Saskatchewan faced headwinds from both U.S. and Chinese tariffs with exports declining $3 billion and $1.5 billion, respectively (mostly canola products to China). The province partially offset these losses through greater market diversification for its mining and agricultural exports, including higher potash exports to Brazil, and canola seed to Japan and Mexico.

British Columbia’s exports were flat overall as weaker U.S. shipments of lumber and aluminum were offset by higher copper exports to China.



Newfoundland and Labrador offset weaker U.S. demand through increased energy exports to the Netherlands, Germany, and the U.K.

Despite significant overall export declines partly due to lower oil prices, Alberta leveraged the first full year of the Trans Mountain pipeline expansion to access Asian markets, offsetting nearly half of its weaker U.S. exports, and with record crude volume exports in 2025.



The effects of additional product-specific U.S. tariffs implemented late in 2025, particularly on heavy trucks, buses and lumber (accounting for roughly 3.2% of total Canadian nominal merchandise exports to the U.S. in 2024), are expected to become more visible in trade data this year if sustained.

Exports of these products have already declined notably since tariffs, anti-dumping and countervailing duties were implemented.



Revisions to tariffs on steel, aluminum, and copper derivatives from April 6 will also broaden the tariff base. Tariffs will now apply to the full value of some derivative products rather than only their embedded metal content, creating additional pressure for manufacturing provinces like Quebec and Ontario.

Though, some relief is emerging for agricultural exporters in the Prairies and Atlantic Canada.

Removal of some Chinese tariffs in early March, including a reduction in canola seed tariffs from 75.8% to 15%, has already supported a rebound in Canadian shipments. Canola seed exports to China rose in March to their highest since October 2024.
===
**REQUIRED WORK**.
[1] Reproduce the passage on Canadian provincial exports and tariffs from "Revisions to tariffs" up to and including "and Atlantic Canada.", with no changes.
[2] Pick up the text on Canadian provincial exports and tariffs after its final sentence and continue writing it.
===
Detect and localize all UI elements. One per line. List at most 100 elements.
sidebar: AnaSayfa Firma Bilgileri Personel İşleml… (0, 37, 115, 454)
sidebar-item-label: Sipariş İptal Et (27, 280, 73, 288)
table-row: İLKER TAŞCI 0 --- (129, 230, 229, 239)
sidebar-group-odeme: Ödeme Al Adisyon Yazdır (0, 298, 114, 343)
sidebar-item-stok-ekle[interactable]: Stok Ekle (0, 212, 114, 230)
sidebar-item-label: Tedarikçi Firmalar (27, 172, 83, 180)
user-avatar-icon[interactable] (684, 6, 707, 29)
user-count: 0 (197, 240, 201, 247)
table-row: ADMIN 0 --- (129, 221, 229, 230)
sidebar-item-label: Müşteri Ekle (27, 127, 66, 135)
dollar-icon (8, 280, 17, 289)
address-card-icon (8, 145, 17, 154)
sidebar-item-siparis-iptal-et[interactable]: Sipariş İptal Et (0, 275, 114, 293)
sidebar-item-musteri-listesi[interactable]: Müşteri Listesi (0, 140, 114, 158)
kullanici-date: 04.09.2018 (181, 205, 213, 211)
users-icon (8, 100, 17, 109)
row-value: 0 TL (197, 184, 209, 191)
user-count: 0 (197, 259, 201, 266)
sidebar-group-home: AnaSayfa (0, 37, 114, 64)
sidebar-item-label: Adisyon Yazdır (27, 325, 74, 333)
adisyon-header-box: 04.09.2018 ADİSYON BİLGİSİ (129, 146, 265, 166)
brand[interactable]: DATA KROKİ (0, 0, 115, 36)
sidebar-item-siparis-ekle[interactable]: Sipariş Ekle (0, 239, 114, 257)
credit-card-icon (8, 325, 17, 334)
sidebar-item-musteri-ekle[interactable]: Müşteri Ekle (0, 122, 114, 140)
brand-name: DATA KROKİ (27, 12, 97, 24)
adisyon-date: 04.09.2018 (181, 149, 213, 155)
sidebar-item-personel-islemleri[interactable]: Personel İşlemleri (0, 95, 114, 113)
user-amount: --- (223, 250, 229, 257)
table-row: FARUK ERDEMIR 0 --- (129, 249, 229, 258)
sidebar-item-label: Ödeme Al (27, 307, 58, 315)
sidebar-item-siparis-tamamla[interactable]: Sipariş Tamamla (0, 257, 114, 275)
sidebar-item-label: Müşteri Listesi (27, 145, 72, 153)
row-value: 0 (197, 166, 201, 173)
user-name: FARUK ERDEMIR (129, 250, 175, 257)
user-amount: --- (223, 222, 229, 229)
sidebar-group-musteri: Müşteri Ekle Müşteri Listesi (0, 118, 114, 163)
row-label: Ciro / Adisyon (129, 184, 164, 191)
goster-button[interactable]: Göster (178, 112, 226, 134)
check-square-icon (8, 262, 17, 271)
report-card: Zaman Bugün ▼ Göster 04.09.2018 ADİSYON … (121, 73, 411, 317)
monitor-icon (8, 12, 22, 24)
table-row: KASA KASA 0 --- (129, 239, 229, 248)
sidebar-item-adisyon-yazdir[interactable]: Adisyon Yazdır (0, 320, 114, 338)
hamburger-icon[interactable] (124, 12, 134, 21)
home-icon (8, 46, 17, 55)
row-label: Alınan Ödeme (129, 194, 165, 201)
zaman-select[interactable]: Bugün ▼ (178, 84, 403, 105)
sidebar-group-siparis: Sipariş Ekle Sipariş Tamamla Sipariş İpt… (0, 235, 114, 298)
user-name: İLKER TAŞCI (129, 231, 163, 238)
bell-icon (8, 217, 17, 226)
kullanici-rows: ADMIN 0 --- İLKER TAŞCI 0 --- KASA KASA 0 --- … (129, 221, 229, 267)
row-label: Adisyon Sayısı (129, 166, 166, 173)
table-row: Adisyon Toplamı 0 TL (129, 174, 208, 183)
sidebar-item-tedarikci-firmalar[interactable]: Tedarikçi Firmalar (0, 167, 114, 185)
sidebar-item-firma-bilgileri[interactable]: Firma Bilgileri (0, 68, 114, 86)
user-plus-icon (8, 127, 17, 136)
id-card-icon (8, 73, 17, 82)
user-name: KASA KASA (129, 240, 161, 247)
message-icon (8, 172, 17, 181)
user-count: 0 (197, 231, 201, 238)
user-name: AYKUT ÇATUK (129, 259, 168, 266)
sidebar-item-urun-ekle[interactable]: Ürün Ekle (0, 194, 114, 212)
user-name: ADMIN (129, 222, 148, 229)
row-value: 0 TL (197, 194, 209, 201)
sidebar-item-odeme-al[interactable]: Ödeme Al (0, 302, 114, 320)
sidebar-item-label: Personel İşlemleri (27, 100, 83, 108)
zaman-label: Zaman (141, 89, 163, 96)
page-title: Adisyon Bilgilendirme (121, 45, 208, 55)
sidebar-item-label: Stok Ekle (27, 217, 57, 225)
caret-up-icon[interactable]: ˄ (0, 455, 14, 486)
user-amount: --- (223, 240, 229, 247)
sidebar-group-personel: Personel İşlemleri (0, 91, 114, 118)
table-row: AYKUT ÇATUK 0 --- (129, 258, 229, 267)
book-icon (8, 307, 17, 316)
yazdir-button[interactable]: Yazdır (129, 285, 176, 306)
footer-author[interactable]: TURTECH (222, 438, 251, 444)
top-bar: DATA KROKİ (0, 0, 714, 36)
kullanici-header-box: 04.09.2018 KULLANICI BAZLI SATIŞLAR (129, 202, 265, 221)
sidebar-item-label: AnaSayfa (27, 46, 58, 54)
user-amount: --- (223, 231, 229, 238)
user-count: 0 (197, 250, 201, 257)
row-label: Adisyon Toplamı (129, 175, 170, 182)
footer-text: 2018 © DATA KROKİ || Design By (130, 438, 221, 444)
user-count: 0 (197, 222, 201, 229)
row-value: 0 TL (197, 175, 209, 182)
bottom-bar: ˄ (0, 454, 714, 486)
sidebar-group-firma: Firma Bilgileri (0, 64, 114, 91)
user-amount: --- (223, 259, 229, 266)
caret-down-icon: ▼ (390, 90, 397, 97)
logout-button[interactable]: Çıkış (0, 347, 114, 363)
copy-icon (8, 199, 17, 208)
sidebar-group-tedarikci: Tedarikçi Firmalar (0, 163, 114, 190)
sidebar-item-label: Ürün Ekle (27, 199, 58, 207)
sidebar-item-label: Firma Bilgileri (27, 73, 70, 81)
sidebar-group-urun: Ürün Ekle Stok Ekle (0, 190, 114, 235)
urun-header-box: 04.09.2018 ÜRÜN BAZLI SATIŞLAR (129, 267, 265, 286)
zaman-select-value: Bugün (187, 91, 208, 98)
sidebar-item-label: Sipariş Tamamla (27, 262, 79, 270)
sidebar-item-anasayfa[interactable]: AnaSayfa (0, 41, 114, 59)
===
**TASK-BY-TASK ANSWERS**.
[1]
Revisions to tariffs on steel, aluminum, and copper derivatives from April 6 will also broaden the tariff base. Tariffs will now apply to the full value of some derivative products rather than only their embedded metal content, creating additional pressure for manufacturing provinces like Quebec and Ontario.

Though, some relief is emerging for agricultural exporters in the Prairies and Atlantic Canada.

[2]
Near-term tariff impact is expected to remain concentrated on targeted products, but upcoming CUSMA review negotiations create uncertainty around how the agreement could evolve. The CUSMA exemption has proven mutually beneficial to the U.S. and Canada, and remains central to Canadian export resilience, making its preservation important to limiting near-term trade headwinds.

Continued efforts to diversify exports toward non-U.S. markets will remain critical to reducing reliance on a single trading partner while capturing growth opportunities elsewhere. Expanding LNG export capacity to Asian markets, deepening trade ties across the Indo-Pacific region, growing services exports, and efforts to bring more critical mineral supply to global markets could all support broader market diversification and strengthen Canada’s trade resilience over time.


About the Author:

Salim Zanzana is an economist at RBC. He focuses on emerging macroeconomic issues, ranging from trends in the labour market to shifts in the longer-term structural growth of Canada and other global economies.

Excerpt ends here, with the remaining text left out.